● **Aim**
For every line in the data below that contains "BATAS", copy the line.

# Start of Entries

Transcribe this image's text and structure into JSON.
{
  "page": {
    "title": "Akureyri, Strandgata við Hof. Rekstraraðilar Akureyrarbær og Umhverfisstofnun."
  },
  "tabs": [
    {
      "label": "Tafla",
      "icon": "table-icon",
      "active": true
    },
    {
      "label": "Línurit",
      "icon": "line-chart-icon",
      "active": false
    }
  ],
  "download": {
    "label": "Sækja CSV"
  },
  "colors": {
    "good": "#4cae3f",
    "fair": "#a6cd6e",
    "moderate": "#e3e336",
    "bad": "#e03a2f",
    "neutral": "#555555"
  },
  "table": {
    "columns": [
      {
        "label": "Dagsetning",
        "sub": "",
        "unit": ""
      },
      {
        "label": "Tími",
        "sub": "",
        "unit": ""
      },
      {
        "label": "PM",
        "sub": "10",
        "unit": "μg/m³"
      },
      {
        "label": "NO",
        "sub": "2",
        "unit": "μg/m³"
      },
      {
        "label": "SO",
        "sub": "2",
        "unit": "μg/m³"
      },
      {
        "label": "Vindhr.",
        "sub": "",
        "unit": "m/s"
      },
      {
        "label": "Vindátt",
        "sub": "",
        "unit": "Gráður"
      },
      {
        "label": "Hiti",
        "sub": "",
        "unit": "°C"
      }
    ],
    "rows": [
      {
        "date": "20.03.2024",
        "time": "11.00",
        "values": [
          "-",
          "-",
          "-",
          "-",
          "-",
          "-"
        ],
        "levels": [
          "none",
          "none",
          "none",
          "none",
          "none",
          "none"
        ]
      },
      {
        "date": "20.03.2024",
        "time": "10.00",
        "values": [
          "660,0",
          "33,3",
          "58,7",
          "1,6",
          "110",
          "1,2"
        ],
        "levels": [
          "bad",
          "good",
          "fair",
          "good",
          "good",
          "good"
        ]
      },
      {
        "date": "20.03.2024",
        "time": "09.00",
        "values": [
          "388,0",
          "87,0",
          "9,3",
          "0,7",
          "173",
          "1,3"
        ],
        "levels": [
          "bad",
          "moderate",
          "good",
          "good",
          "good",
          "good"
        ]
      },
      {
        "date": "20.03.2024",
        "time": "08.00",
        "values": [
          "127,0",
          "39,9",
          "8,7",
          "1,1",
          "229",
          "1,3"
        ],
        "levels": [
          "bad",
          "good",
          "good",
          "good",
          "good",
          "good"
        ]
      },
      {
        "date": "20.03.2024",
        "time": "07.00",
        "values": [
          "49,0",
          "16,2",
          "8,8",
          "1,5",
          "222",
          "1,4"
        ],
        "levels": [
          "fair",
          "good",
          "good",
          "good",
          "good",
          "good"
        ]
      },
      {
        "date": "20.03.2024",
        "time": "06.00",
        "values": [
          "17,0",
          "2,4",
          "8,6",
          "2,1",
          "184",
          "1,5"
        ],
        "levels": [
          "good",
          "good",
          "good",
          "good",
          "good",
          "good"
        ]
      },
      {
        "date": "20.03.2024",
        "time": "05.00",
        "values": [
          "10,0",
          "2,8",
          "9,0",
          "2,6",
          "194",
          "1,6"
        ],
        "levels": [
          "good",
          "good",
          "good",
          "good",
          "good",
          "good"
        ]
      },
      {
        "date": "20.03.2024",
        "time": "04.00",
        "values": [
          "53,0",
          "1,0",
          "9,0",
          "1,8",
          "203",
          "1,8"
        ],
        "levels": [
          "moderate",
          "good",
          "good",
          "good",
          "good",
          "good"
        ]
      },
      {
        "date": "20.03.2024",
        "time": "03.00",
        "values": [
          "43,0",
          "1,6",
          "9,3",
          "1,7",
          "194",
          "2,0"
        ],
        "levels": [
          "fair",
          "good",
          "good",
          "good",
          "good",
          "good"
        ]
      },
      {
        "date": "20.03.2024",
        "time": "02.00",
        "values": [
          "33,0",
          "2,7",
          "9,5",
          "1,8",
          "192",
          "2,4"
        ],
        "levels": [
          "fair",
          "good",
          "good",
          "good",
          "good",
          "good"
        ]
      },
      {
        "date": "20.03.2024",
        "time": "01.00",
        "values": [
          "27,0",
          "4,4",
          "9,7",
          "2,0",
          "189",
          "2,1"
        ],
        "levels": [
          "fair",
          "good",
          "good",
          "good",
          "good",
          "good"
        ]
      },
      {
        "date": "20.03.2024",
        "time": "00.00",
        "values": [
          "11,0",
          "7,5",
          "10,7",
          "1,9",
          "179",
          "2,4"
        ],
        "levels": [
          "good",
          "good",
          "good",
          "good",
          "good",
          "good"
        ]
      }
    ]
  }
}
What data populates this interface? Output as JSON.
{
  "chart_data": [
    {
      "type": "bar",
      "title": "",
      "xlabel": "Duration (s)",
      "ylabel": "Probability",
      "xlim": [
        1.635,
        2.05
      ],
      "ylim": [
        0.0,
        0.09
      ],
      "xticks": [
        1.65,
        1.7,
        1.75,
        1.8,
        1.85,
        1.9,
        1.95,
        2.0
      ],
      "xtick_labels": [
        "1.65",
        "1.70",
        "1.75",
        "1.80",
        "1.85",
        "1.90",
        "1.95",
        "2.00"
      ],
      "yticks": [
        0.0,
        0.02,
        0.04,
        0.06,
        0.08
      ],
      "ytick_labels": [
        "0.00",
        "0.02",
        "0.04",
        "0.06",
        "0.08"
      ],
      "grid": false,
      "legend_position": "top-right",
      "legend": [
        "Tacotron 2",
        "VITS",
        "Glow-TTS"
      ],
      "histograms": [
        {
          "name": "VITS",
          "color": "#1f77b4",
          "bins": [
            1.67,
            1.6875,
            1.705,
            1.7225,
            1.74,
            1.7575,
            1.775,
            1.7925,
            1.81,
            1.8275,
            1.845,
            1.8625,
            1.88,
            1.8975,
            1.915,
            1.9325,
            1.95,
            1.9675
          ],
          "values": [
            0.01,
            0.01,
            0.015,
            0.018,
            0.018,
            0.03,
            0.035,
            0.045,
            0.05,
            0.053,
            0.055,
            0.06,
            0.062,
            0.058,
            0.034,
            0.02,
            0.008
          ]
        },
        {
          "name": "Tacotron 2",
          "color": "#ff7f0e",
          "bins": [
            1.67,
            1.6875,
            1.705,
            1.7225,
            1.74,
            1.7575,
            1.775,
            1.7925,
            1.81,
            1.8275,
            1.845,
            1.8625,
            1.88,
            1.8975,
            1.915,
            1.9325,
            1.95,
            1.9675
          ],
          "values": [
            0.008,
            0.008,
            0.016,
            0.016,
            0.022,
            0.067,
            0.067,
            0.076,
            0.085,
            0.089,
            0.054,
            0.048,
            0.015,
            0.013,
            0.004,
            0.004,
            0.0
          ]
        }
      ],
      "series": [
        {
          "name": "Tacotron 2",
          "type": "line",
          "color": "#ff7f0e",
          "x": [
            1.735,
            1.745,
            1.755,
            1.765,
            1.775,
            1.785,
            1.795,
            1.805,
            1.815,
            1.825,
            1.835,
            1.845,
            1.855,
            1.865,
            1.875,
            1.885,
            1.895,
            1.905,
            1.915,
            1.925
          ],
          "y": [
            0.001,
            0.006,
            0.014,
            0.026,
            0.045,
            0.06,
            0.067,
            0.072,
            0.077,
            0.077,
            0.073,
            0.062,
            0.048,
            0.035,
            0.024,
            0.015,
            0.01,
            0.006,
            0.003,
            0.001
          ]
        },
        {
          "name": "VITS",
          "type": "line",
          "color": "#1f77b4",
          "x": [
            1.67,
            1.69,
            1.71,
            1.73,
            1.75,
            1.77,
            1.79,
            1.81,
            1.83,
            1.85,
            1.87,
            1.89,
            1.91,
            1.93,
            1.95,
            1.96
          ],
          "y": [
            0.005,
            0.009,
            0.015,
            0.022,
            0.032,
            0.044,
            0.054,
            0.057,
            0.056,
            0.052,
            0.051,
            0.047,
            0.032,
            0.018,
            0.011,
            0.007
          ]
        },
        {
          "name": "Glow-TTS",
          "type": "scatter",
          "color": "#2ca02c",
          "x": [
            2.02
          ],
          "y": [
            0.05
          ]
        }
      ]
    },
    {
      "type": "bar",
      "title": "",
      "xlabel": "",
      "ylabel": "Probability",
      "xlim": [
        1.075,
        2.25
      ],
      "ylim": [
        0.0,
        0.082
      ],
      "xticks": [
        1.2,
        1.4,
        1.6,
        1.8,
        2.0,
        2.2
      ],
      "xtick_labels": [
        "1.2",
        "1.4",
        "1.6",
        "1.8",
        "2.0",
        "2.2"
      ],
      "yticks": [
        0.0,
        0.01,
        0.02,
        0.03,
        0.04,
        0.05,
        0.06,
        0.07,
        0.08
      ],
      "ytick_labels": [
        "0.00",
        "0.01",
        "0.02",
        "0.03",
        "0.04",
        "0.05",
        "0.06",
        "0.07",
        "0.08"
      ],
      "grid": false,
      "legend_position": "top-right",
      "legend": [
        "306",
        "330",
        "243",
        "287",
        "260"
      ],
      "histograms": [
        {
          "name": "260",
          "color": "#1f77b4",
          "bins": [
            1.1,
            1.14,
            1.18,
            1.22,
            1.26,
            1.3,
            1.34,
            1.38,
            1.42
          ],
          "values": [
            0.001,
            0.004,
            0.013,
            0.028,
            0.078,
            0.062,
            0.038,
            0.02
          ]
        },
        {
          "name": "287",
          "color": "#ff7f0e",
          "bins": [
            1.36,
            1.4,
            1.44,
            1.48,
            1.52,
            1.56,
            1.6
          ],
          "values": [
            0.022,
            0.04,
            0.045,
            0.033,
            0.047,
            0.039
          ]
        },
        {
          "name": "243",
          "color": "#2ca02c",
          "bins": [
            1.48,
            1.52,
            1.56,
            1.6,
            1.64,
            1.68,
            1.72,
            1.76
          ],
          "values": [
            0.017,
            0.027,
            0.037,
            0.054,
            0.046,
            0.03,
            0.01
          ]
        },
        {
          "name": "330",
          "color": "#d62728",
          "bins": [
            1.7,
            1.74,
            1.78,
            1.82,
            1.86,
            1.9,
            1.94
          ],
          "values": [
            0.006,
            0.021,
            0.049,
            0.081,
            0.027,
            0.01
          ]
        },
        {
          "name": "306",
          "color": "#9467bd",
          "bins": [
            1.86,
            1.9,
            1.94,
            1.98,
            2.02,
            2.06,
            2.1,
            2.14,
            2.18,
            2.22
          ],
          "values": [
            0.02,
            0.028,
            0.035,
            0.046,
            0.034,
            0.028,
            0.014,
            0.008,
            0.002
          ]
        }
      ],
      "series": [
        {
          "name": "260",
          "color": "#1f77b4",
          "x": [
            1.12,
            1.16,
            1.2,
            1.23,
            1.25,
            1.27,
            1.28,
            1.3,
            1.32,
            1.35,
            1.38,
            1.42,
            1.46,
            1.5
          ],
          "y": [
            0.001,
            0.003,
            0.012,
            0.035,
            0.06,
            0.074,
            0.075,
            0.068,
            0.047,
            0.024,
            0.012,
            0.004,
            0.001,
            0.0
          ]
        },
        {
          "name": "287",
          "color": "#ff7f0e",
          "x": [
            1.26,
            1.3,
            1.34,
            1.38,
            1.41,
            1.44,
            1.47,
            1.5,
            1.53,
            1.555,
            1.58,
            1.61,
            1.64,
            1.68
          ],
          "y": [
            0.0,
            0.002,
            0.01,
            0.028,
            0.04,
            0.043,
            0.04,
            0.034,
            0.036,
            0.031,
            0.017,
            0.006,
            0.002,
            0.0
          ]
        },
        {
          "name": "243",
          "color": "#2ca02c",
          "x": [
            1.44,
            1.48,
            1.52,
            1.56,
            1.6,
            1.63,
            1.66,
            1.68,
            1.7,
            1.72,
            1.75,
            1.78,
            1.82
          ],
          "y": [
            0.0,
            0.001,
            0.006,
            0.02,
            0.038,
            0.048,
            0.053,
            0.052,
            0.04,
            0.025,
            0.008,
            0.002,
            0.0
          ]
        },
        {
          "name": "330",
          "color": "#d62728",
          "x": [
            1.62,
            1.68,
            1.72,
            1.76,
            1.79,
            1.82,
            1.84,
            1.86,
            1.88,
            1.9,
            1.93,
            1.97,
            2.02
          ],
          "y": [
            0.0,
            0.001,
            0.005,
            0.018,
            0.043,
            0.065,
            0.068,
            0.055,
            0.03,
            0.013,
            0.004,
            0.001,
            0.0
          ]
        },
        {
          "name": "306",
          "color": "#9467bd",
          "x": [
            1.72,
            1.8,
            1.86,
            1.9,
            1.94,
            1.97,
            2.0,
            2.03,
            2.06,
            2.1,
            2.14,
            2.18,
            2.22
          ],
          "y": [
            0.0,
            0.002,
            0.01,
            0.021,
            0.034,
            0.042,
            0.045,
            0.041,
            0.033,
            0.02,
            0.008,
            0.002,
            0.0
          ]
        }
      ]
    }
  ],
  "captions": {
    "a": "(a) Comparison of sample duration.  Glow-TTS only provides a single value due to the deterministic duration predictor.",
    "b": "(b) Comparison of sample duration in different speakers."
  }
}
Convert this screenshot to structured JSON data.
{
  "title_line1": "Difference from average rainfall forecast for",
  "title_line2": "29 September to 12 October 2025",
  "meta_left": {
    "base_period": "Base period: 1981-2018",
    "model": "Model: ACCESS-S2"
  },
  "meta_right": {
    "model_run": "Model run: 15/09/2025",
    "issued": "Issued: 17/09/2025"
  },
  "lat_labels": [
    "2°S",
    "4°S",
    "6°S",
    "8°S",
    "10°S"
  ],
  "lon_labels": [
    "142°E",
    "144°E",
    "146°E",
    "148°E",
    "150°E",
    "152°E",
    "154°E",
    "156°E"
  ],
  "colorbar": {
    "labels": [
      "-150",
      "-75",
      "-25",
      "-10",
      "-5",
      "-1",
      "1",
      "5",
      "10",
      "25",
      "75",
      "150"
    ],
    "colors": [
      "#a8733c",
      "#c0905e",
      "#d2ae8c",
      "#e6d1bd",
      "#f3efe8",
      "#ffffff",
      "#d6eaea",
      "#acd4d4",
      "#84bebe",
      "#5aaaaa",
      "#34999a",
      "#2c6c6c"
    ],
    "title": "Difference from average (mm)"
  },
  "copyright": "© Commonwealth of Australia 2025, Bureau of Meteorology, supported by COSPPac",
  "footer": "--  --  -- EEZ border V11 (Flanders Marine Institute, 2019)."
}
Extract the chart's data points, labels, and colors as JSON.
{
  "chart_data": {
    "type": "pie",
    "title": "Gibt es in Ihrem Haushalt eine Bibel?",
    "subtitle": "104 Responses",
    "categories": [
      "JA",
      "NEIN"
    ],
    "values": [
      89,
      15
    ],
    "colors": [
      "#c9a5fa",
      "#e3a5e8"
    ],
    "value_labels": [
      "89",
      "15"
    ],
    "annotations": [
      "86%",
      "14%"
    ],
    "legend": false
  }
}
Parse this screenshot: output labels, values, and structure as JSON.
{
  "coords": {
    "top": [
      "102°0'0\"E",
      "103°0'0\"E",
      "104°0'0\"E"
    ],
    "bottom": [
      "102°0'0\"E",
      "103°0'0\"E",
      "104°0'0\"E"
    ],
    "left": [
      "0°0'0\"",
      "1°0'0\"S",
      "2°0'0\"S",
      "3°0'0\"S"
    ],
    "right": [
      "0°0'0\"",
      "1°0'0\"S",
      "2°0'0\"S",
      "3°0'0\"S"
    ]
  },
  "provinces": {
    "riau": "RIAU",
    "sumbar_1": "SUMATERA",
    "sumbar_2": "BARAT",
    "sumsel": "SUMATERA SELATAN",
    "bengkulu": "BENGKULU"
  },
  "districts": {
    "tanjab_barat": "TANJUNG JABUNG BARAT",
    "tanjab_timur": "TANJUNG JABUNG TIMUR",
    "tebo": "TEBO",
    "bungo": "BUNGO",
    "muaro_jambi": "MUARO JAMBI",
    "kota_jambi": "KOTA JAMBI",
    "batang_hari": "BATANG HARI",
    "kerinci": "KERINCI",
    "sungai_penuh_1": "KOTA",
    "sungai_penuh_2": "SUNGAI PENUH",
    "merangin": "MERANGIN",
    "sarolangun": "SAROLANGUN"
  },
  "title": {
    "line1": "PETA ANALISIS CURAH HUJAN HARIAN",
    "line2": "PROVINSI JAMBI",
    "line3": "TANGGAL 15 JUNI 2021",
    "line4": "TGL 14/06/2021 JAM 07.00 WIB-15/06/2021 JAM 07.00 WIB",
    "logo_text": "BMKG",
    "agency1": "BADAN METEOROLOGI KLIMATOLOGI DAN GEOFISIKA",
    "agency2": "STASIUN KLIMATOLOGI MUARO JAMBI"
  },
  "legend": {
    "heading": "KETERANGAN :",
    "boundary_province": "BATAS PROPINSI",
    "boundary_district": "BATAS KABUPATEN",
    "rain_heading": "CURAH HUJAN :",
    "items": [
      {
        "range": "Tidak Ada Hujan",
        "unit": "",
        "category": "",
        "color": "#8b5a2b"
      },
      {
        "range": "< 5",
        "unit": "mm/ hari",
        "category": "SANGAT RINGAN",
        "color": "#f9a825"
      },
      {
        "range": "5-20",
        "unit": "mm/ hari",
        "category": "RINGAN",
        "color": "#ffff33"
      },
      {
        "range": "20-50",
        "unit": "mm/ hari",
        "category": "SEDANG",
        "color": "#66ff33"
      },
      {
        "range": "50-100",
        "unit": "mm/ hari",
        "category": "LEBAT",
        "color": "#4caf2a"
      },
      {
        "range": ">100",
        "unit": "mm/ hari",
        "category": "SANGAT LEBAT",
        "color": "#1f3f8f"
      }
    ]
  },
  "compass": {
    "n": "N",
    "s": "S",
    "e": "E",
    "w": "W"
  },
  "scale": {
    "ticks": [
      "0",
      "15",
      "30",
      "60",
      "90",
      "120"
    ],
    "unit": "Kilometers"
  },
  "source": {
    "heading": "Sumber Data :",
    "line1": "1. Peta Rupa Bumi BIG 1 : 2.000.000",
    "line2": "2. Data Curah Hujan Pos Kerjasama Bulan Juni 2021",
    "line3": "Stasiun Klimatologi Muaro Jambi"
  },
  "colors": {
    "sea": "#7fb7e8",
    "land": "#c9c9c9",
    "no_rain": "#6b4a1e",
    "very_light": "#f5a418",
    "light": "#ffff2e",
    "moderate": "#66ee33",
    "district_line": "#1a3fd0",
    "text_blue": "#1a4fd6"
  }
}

# End of Entries

● **Output of the task**
    "boundary_province": "BATAS PROPINSI",
    "boundary_district": "BATAS KABUPATEN",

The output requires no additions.